══ Information supplied ══
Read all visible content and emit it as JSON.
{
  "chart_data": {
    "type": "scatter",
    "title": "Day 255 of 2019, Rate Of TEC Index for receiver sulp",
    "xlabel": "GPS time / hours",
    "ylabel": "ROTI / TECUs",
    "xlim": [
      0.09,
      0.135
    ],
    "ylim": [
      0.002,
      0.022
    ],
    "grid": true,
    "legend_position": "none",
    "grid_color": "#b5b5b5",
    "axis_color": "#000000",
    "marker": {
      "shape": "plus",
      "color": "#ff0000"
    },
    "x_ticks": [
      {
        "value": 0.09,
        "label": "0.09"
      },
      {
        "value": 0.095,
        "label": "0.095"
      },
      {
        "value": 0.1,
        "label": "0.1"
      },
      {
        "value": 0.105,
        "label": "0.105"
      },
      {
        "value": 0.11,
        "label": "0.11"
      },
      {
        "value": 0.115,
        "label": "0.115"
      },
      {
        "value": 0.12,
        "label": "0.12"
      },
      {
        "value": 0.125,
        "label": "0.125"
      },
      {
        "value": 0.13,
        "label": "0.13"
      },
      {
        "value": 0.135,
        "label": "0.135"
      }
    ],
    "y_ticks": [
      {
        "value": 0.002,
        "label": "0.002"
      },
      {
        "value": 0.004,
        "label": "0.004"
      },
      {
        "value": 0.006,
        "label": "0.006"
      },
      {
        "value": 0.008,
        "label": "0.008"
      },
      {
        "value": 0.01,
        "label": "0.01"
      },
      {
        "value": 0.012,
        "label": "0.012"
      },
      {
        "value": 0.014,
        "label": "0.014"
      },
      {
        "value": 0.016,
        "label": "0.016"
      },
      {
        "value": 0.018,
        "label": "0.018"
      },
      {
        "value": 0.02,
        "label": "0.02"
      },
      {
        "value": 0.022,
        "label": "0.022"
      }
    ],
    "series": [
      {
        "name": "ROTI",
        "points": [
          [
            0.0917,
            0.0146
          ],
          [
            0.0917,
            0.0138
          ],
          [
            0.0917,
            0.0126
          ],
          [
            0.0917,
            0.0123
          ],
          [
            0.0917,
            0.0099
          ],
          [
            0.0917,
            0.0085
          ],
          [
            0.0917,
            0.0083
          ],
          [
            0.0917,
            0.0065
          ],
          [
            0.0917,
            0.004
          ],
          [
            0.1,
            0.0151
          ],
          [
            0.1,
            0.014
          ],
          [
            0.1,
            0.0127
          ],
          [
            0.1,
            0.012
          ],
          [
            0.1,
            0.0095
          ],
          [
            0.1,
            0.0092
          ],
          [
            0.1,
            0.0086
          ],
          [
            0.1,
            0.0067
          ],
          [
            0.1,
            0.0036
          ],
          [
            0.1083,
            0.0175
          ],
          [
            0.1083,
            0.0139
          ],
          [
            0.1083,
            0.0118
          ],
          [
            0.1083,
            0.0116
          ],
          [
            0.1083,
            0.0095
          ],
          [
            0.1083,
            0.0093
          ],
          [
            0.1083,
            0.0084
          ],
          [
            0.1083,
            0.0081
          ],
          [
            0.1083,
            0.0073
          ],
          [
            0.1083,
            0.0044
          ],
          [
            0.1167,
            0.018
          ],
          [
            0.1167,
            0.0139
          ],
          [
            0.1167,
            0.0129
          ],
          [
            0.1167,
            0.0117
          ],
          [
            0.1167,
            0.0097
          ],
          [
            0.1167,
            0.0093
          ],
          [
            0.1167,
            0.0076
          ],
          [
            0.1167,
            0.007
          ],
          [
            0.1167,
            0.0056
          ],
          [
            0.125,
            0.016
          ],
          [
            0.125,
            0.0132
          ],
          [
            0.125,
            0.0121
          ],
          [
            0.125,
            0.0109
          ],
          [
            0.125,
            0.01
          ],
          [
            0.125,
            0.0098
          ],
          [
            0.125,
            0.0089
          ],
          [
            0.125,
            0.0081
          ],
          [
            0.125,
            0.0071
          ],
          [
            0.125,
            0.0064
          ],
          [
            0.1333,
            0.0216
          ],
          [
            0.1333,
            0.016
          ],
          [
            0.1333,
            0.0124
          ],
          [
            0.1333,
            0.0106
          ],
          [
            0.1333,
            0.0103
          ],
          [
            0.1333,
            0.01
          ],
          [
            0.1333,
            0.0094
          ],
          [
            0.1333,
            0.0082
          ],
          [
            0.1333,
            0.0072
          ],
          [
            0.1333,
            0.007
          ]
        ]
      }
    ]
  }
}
═══
**Problem to solve**
Print again each line of the listing above, exactly as it appears.

**Result of the exercise**
Read all visible content and emit it as JSON.
{
  "chart_data": {
    "type": "scatter",
    "title": "Day 255 of 2019, Rate Of TEC Index for receiver sulp",
    "xlabel": "GPS time / hours",
    "ylabel": "ROTI / TECUs",
    "xlim": [
      0.09,
      0.135
    ],
    "ylim": [
      0.002,
      0.022
    ],
    "grid": true,
    "legend_position": "none",
    "grid_color": "#b5b5b5",
    "axis_color": "#000000",
    "marker": {
      "shape": "plus",
      "color": "#ff0000"
    },
    "x_ticks": [
      {
        "value": 0.09,
        "label": "0.09"
      },
      {
        "value": 0.095,
        "label": "0.095"
      },
      {
        "value": 0.1,
        "label": "0.1"
      },
      {
        "value": 0.105,
        "label": "0.105"
      },
      {
        "value": 0.11,
        "label": "0.11"
      },
      {
        "value": 0.115,
        "label": "0.115"
      },
      {
        "value": 0.12,
        "label": "0.12"
      },
      {
        "value": 0.125,
        "label": "0.125"
      },
      {
        "value": 0.13,
        "label": "0.13"
      },
      {
        "value": 0.135,
        "label": "0.135"
      }
    ],
    "y_ticks": [
      {
        "value": 0.002,
        "label": "0.002"
      },
      {
        "value": 0.004,
        "label": "0.004"
      },
      {
        "value": 0.006,
        "label": "0.006"
      },
      {
        "value": 0.008,
        "label": "0.008"
      },
      {
        "value": 0.01,
        "label": "0.01"
      },
      {
        "value": 0.012,
        "label": "0.012"
      },
      {
        "value": 0.014,
        "label": "0.014"
      },
      {
        "value": 0.016,
        "label": "0.016"
      },
      {
        "value": 0.018,
        "label": "0.018"
      },
      {
        "value": 0.02,
        "label": "0.02"
      },
      {
        "value": 0.022,
        "label": "0.022"
      }
    ],
    "series": [
      {
        "name": "ROTI",
        "points": [
          [
            0.0917,
            0.0146
          ],
          [
            0.0917,
            0.0138
          ],
          [
            0.0917,
            0.0126
          ],
          [
            0.0917,
            0.0123
          ],
          [
            0.0917,
            0.0099
          ],
          [
            0.0917,
            0.0085
          ],
          [
            0.0917,
            0.0083
          ],
          [
            0.0917,
            0.0065
          ],
          [
            0.0917,
            0.004
          ],
          [
            0.1,
            0.0151
          ],
          [
            0.1,
            0.014
          ],
          [
            0.1,
            0.0127
          ],
          [
            0.1,
            0.012
          ],
          [
            0.1,
            0.0095
          ],
          [
            0.1,
            0.0092
          ],
          [
            0.1,
            0.0086
          ],
          [
            0.1,
            0.0067
          ],
          [
            0.1,
            0.0036
          ],
          [
            0.1083,
            0.0175
          ],
          [
            0.1083,
            0.0139
          ],
          [
            0.1083,
            0.0118
          ],
          [
            0.1083,
            0.0116
          ],
          [
            0.1083,
            0.0095
          ],
          [
            0.1083,
            0.0093
          ],
          [
            0.1083,
            0.0084
          ],
          [
            0.1083,
            0.0081
          ],
          [
            0.1083,
            0.0073
          ],
          [
            0.1083,
            0.0044
          ],
          [
            0.1167,
            0.018
          ],
          [
            0.1167,
            0.0139
          ],
          [
            0.1167,
            0.0129
          ],
          [
            0.1167,
            0.0117
          ],
          [
            0.1167,
            0.0097
          ],
          [
            0.1167,
            0.0093
          ],
          [
            0.1167,
            0.0076
          ],
          [
            0.1167,
            0.007
          ],
          [
            0.1167,
            0.0056
          ],
          [
            0.125,
            0.016
          ],
          [
            0.125,
            0.0132
          ],
          [
            0.125,
            0.0121
          ],
          [
            0.125,
            0.0109
          ],
          [
            0.125,
            0.01
          ],
          [
            0.125,
            0.0098
          ],
          [
            0.125,
            0.0089
          ],
          [
            0.125,
            0.0081
          ],
          [
            0.125,
            0.0071
          ],
          [
            0.125,
            0.0064
          ],
          [
            0.1333,
            0.0216
          ],
          [
            0.1333,
            0.016
          ],
          [
            0.1333,
            0.0124
          ],
          [
            0.1333,
            0.0106
          ],
          [
            0.1333,
            0.0103
          ],
          [
            0.1333,
            0.01
          ],
          [
            0.1333,
            0.0094
          ],
          [
            0.1333,
            0.0082
          ],
          [
            0.1333,
            0.0072
          ],
          [
            0.1333,
            0.007
          ]
        ]
      }
    ]
  }
}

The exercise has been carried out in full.